■ **Goal**: Scan the listing below and copy every line holding "document".

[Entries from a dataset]

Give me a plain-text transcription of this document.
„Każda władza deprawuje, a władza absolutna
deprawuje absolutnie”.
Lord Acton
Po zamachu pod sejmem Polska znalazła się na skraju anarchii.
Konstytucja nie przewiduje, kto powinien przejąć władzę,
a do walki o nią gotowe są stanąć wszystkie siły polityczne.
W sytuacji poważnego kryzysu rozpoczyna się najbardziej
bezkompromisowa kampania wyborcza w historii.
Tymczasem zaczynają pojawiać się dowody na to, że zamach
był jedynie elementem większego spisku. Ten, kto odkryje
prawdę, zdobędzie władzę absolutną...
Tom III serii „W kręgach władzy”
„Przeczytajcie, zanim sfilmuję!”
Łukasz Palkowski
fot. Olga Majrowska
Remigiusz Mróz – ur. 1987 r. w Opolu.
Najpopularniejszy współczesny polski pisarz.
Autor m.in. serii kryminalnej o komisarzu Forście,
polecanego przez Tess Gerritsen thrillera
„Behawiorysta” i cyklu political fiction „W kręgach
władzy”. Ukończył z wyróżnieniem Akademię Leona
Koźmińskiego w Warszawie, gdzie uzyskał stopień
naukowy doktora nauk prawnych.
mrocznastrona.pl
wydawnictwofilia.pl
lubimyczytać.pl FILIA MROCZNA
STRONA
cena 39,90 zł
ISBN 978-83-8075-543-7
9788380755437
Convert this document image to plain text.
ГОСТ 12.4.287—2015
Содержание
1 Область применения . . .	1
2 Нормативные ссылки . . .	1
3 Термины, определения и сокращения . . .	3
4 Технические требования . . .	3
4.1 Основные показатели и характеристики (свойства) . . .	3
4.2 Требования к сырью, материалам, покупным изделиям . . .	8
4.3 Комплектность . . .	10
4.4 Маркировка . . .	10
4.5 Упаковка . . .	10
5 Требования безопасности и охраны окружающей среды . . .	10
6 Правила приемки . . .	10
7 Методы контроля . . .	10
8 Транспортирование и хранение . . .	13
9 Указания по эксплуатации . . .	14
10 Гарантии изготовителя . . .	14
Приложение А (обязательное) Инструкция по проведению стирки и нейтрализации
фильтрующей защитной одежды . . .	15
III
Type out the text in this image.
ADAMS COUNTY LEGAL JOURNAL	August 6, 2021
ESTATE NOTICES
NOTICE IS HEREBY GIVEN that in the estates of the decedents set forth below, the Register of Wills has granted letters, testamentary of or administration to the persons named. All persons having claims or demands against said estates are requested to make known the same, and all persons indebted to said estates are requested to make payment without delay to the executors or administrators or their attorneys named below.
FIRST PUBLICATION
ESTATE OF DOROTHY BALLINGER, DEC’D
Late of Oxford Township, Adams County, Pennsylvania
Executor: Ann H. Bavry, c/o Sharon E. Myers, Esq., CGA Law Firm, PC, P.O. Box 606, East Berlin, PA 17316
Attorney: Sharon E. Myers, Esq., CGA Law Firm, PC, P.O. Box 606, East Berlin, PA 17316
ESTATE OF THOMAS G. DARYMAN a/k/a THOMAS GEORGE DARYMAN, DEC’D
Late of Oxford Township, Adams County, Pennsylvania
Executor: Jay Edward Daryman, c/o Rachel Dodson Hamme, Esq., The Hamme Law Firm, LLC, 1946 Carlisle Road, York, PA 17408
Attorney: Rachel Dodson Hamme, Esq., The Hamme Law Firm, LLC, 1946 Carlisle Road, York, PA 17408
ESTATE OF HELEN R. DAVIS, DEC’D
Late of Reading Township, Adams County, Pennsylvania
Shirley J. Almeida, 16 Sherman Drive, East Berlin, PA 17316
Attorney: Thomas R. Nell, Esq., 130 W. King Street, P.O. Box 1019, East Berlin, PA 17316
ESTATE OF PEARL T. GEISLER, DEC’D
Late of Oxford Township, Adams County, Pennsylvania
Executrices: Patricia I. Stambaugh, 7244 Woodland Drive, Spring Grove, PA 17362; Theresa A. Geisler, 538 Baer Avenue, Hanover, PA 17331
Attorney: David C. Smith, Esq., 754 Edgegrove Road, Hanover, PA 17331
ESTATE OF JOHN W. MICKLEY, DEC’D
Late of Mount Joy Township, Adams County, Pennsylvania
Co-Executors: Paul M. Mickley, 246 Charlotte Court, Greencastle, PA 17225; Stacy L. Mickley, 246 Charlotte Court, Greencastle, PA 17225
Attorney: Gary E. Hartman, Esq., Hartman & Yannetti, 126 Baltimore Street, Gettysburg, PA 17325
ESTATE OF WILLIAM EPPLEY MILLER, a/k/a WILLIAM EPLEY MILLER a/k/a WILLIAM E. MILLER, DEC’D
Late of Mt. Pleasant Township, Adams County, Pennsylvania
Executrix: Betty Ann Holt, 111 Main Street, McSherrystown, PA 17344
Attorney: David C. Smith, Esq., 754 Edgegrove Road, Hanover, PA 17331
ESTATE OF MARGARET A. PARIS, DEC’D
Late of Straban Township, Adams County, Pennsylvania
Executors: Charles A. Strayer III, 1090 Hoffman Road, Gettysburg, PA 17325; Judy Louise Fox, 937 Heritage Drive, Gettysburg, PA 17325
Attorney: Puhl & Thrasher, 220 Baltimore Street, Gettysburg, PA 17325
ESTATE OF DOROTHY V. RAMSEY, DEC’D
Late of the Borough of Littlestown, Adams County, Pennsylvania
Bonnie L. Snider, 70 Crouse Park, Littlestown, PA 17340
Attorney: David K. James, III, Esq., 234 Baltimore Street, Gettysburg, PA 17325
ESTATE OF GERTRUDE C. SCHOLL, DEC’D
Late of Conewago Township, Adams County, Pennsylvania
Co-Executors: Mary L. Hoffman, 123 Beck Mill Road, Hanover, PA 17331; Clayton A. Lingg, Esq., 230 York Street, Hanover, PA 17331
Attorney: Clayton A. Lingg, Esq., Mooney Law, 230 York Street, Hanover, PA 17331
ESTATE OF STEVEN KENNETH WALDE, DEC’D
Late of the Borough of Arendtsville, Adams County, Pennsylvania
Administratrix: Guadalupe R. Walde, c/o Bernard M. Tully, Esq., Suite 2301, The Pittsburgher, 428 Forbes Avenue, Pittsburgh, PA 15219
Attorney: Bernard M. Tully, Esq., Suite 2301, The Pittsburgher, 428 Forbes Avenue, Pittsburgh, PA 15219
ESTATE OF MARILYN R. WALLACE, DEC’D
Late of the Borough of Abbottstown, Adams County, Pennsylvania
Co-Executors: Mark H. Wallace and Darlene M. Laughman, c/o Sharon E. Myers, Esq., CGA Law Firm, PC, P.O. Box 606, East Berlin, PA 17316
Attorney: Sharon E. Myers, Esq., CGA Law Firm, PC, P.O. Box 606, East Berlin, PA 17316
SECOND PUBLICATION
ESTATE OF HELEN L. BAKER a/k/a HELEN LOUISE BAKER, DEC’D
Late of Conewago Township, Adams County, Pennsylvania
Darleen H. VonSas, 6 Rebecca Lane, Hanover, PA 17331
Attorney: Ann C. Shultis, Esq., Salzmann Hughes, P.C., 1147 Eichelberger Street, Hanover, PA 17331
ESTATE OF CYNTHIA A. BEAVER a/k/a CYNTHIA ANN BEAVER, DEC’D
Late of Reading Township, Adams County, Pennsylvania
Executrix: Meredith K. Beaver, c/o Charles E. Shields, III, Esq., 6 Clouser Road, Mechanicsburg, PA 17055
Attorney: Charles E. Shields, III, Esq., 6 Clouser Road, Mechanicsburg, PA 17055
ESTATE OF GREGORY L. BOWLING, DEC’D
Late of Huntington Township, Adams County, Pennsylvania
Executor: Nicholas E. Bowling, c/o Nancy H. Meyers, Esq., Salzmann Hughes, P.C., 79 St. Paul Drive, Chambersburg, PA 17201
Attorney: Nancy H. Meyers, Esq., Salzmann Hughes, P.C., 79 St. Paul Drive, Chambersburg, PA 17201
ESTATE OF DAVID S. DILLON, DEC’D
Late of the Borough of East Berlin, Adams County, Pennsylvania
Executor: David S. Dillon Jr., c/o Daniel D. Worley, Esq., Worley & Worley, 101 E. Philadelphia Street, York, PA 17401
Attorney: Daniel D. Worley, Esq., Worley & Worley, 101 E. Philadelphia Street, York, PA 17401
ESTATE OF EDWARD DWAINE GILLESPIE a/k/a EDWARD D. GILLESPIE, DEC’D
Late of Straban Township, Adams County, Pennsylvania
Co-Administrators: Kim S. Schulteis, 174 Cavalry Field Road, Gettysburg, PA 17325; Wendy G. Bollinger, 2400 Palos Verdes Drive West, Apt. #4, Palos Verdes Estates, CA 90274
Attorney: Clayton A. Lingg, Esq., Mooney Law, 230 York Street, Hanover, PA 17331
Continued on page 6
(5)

■ **Answer to the problem**:
Give me a plain-text transcription of this document.
Convert this document image to plain text.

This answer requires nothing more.